Task prompt
Please copy the records word for word, starting at their first line and ending at the line that contains "y-tick-label: 6 [62, 136, 72, 150]".

Material for the task

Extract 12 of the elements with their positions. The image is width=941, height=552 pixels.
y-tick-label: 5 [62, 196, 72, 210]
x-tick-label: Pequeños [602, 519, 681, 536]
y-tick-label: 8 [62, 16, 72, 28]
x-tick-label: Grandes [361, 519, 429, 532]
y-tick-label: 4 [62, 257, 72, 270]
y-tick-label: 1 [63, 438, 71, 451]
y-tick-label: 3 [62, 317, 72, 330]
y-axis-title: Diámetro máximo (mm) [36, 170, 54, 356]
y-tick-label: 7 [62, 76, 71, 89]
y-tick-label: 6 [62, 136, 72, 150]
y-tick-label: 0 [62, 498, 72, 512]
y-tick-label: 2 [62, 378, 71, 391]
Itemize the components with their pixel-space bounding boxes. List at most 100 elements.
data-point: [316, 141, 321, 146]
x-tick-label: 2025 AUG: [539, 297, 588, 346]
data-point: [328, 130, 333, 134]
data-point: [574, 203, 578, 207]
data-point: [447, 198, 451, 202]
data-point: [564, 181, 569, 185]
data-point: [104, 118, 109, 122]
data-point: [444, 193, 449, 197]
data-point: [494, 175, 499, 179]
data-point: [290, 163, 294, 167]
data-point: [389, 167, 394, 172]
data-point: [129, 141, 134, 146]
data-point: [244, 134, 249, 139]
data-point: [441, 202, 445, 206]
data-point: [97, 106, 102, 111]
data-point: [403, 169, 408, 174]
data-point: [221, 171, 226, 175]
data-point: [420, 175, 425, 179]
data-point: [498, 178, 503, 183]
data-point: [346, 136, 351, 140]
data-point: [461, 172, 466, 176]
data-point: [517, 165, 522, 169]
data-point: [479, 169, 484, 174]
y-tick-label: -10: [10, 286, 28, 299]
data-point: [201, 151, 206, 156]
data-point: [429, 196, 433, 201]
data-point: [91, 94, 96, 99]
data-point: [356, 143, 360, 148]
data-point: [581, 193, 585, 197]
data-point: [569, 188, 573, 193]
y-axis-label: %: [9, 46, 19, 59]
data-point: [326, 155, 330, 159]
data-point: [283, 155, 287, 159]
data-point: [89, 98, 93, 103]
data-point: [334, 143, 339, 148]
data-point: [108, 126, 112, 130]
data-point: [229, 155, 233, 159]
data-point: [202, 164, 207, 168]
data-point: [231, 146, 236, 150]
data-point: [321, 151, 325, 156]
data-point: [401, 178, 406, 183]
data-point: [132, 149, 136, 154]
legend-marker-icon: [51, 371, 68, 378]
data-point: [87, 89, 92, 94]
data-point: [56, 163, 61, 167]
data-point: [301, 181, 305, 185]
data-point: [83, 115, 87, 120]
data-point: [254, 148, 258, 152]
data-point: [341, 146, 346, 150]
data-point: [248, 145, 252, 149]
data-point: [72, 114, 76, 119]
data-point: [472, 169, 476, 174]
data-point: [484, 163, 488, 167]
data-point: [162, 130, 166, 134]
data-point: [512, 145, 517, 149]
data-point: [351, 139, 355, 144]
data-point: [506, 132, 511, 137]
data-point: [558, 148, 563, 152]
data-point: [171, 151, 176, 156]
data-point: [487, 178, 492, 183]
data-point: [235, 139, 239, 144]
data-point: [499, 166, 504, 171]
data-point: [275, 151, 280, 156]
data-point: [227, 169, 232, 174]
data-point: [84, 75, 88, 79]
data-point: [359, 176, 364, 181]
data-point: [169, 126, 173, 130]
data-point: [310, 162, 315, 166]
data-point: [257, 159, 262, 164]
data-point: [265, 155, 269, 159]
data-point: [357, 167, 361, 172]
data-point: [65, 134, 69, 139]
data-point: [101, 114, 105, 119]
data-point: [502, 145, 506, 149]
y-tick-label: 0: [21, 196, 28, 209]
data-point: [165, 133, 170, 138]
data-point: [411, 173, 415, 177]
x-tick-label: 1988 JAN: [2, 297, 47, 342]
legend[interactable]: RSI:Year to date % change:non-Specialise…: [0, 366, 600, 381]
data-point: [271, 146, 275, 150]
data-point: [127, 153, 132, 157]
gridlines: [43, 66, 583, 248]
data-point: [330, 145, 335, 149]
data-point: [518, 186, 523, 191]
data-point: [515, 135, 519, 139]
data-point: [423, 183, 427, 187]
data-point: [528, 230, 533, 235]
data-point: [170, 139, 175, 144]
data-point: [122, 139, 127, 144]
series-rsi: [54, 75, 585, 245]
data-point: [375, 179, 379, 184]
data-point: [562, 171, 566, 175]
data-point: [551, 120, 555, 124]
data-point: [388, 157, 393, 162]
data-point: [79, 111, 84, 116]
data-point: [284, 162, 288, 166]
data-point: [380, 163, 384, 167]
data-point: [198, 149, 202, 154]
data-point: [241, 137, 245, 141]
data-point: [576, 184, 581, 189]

Answer below
Extract 12 of the elements with their positions. The image is width=941, height=552 pixels.
y-tick-label: 5 [62, 196, 72, 210]
x-tick-label: Pequeños [602, 519, 681, 536]
y-tick-label: 8 [62, 16, 72, 28]
x-tick-label: Grandes [361, 519, 429, 532]
y-tick-label: 4 [62, 257, 72, 270]
y-tick-label: 1 [63, 438, 71, 451]
y-tick-label: 3 [62, 317, 72, 330]
y-axis-title: Diámetro máximo (mm) [36, 170, 54, 356]
y-tick-label: 7 [62, 76, 71, 89]
y-tick-label: 6 [62, 136, 72, 150]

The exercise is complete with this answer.